- What is being asked
Extract every line that contains the word "ffffff".

- Provided information
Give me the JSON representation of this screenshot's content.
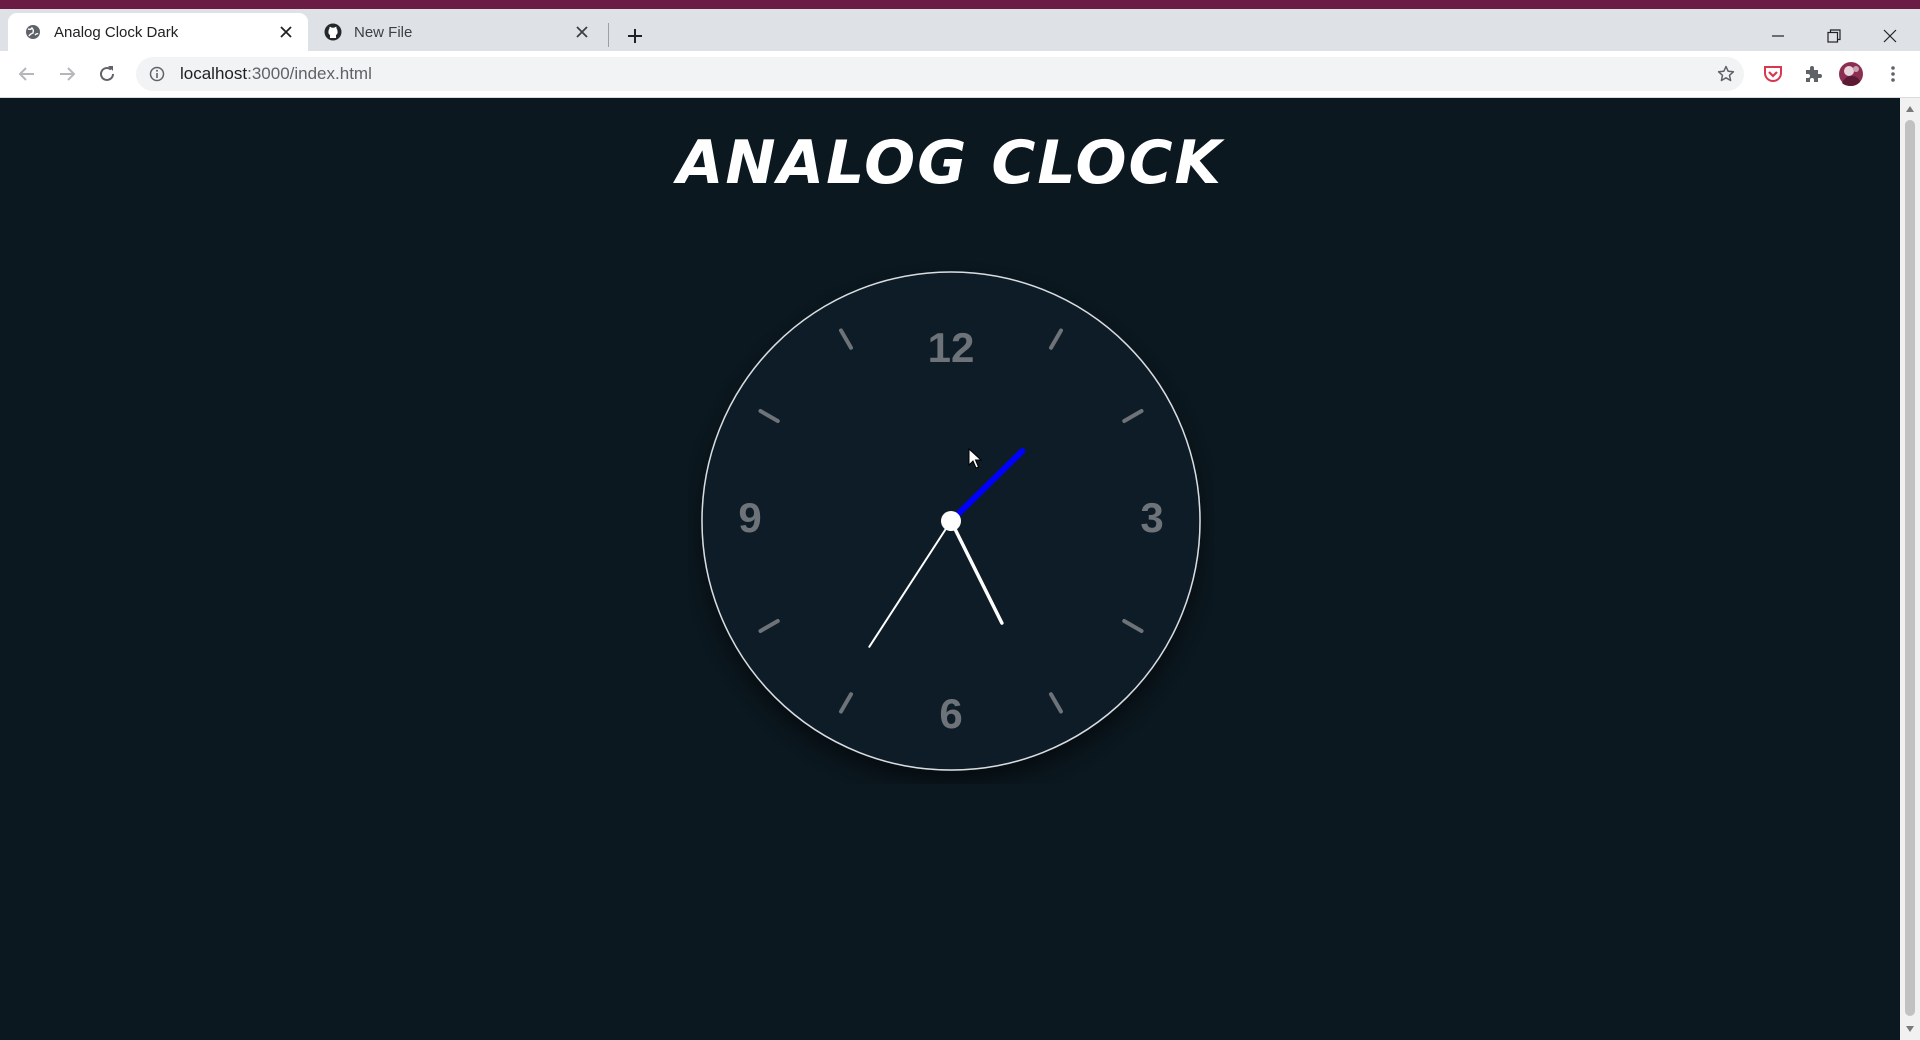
{
  "browser": {
    "tabs": [
      {
        "title": "Analog Clock Dark",
        "icon": "globe-icon",
        "active": true
      },
      {
        "title": "New File",
        "icon": "github-icon",
        "active": false
      }
    ],
    "url_host": "localhost",
    "url_rest": ":3000/index.html"
  },
  "page": {
    "title": "ANALOG CLOCK"
  },
  "clock": {
    "numbers": {
      "top": "12",
      "right": "3",
      "bottom": "6",
      "left": "9"
    },
    "time": {
      "hour": 5,
      "minute": 7,
      "second": 35.5
    },
    "colors": {
      "face": "#101c26",
      "rim": "#d8dde2",
      "numbers": "#6d7378",
      "ticks": "#6d7378",
      "hour_hand": "#ffffff",
      "minute_hand": "#0000ff",
      "second_hand": "#ffffff"
    }
  },
  "colors": {
    "page_background": "#0b1820",
    "topstrip": "#6b1c44"
  }
}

- Solution to the problem
      "hour_hand": "#ffffff",
      "second_hand": "#ffffff"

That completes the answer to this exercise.